INPUT:
******************************

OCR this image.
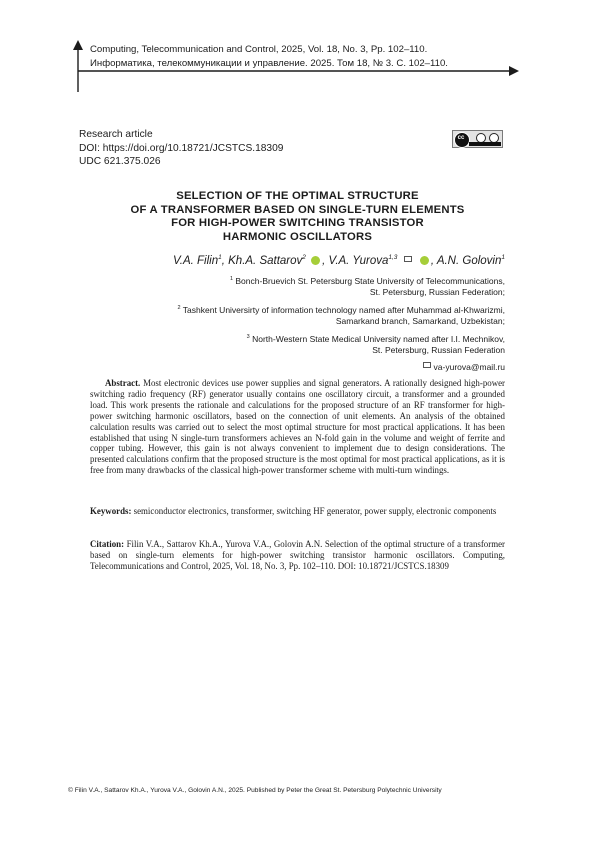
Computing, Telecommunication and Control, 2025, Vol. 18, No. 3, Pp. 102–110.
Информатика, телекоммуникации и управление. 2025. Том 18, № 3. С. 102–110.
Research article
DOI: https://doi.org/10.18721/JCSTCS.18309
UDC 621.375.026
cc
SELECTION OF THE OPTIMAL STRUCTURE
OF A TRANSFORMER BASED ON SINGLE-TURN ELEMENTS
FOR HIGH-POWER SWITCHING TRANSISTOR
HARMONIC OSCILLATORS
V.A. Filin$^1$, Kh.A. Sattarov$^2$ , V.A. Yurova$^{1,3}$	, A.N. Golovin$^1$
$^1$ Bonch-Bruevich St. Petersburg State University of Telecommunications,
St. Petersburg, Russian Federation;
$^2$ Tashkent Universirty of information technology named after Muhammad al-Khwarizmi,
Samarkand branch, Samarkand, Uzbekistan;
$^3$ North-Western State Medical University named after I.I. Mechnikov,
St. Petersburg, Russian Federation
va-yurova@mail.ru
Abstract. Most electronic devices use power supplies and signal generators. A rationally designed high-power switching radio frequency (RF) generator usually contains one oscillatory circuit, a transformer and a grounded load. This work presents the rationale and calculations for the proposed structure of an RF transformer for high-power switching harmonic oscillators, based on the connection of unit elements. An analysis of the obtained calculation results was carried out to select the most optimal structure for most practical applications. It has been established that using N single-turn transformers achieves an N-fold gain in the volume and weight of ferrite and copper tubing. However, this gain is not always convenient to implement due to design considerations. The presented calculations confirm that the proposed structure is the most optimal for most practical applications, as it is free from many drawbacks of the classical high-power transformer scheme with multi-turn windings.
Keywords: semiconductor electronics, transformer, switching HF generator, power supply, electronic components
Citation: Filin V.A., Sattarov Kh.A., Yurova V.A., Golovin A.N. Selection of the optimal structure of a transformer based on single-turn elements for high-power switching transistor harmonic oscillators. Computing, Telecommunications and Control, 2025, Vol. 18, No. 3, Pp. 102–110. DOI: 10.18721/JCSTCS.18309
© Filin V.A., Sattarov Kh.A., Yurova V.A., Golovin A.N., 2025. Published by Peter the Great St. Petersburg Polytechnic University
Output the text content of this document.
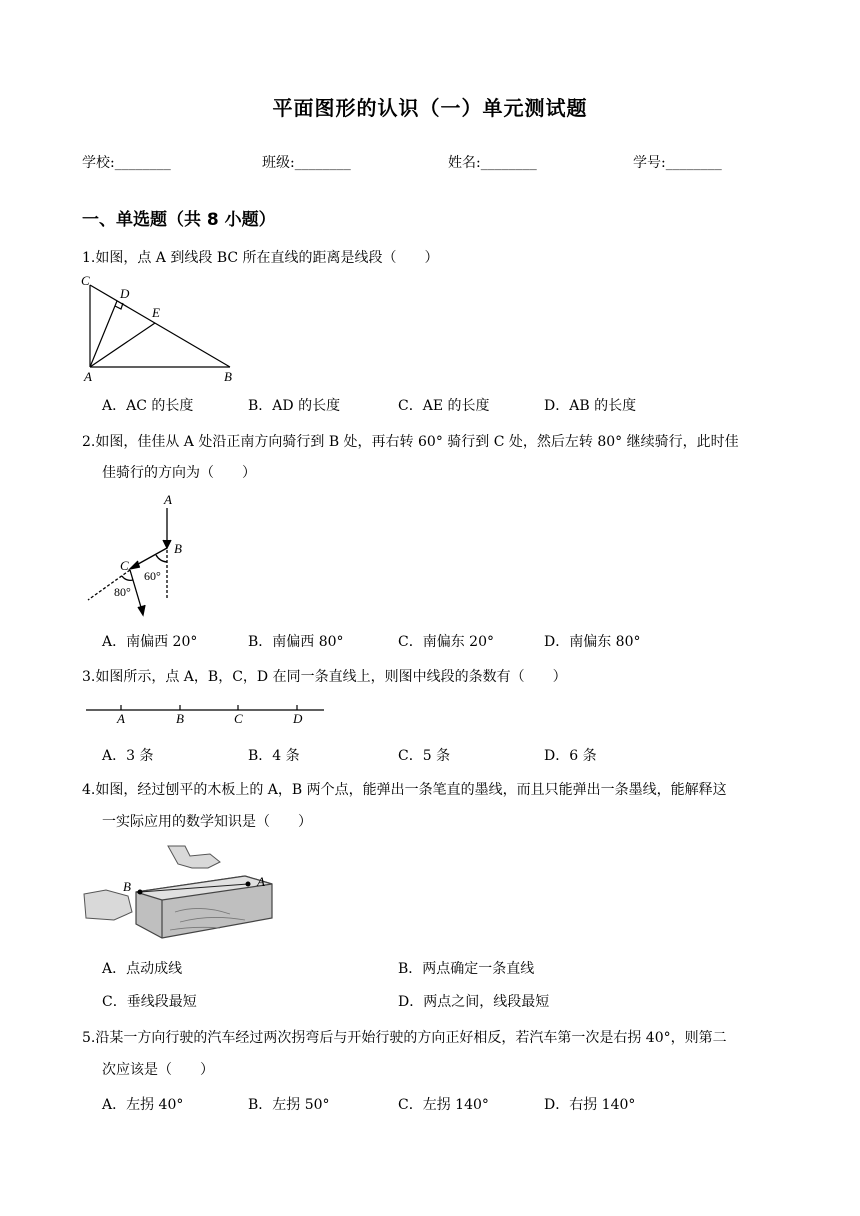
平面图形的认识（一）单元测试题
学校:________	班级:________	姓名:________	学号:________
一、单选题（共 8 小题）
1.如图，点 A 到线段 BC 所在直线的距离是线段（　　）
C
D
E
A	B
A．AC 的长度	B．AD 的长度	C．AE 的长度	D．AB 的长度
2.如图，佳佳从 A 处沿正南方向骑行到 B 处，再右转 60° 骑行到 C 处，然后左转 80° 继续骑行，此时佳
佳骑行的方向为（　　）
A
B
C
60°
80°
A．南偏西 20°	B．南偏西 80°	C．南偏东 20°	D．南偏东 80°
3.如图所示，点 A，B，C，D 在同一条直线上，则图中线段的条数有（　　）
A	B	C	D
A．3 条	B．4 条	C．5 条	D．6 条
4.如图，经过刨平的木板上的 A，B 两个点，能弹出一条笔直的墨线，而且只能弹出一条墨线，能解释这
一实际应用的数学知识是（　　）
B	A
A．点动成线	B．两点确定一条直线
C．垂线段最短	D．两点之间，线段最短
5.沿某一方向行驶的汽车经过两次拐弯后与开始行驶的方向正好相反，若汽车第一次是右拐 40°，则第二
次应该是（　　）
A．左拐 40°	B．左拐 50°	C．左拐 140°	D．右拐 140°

******************************

WHAT THIS TASK INVOLVES: Print the whole listing above once more, word for word, without its pictures.

SOLUTION FOR THIS TASK:
OCR this image.
Computing, Telecommunication and Control, 2025, Vol. 18, No. 3, Pp. 102–110.
Информатика, телекоммуникации и управление. 2025. Том 18, № 3. С. 102–110.
Research article
DOI: https://doi.org/10.18721/JCSTCS.18309
UDC 621.375.026
cc
SELECTION OF THE OPTIMAL STRUCTURE
OF A TRANSFORMER BASED ON SINGLE-TURN ELEMENTS
FOR HIGH-POWER SWITCHING TRANSISTOR
HARMONIC OSCILLATORS
V.A. Filin$^1$, Kh.A. Sattarov$^2$ , V.A. Yurova$^{1,3}$	, A.N. Golovin$^1$
$^1$ Bonch-Bruevich St. Petersburg State University of Telecommunications,
St. Petersburg, Russian Federation;
$^2$ Tashkent Universirty of information technology named after Muhammad al-Khwarizmi,
Samarkand branch, Samarkand, Uzbekistan;
$^3$ North-Western State Medical University named after I.I. Mechnikov,
St. Petersburg, Russian Federation
va-yurova@mail.ru
Abstract. Most electronic devices use power supplies and signal generators. A rationally designed high-power switching radio frequency (RF) generator usually contains one oscillatory circuit, a transformer and a grounded load. This work presents the rationale and calculations for the proposed structure of an RF transformer for high-power switching harmonic oscillators, based on the connection of unit elements. An analysis of the obtained calculation results was carried out to select the most optimal structure for most practical applications. It has been established that using N single-turn transformers achieves an N-fold gain in the volume and weight of ferrite and copper tubing. However, this gain is not always convenient to implement due to design considerations. The presented calculations confirm that the proposed structure is the most optimal for most practical applications, as it is free from many drawbacks of the classical high-power transformer scheme with multi-turn windings.
Keywords: semiconductor electronics, transformer, switching HF generator, power supply, electronic components
Citation: Filin V.A., Sattarov Kh.A., Yurova V.A., Golovin A.N. Selection of the optimal structure of a transformer based on single-turn elements for high-power switching transistor harmonic oscillators. Computing, Telecommunications and Control, 2025, Vol. 18, No. 3, Pp. 102–110. DOI: 10.18721/JCSTCS.18309
© Filin V.A., Sattarov Kh.A., Yurova V.A., Golovin A.N., 2025. Published by Peter the Great St. Petersburg Polytechnic University
Output the text content of this document.
平面图形的认识（一）单元测试题
学校:________	班级:________	姓名:________	学号:________
一、单选题（共 8 小题）
1.如图，点 A 到线段 BC 所在直线的距离是线段（　　）
C
D
E
A	B
A．AC 的长度	B．AD 的长度	C．AE 的长度	D．AB 的长度
2.如图，佳佳从 A 处沿正南方向骑行到 B 处，再右转 60° 骑行到 C 处，然后左转 80° 继续骑行，此时佳
佳骑行的方向为（　　）
A
B
C
60°
80°
A．南偏西 20°	B．南偏西 80°	C．南偏东 20°	D．南偏东 80°
3.如图所示，点 A，B，C，D 在同一条直线上，则图中线段的条数有（　　）
A	B	C	D
A．3 条	B．4 条	C．5 条	D．6 条
4.如图，经过刨平的木板上的 A，B 两个点，能弹出一条笔直的墨线，而且只能弹出一条墨线，能解释这
一实际应用的数学知识是（　　）
B	A
A．点动成线	B．两点确定一条直线
C．垂线段最短	D．两点之间，线段最短
5.沿某一方向行驶的汽车经过两次拐弯后与开始行驶的方向正好相反，若汽车第一次是右拐 40°，则第二
次应该是（　　）
A．左拐 40°	B．左拐 50°	C．左拐 140°	D．右拐 140°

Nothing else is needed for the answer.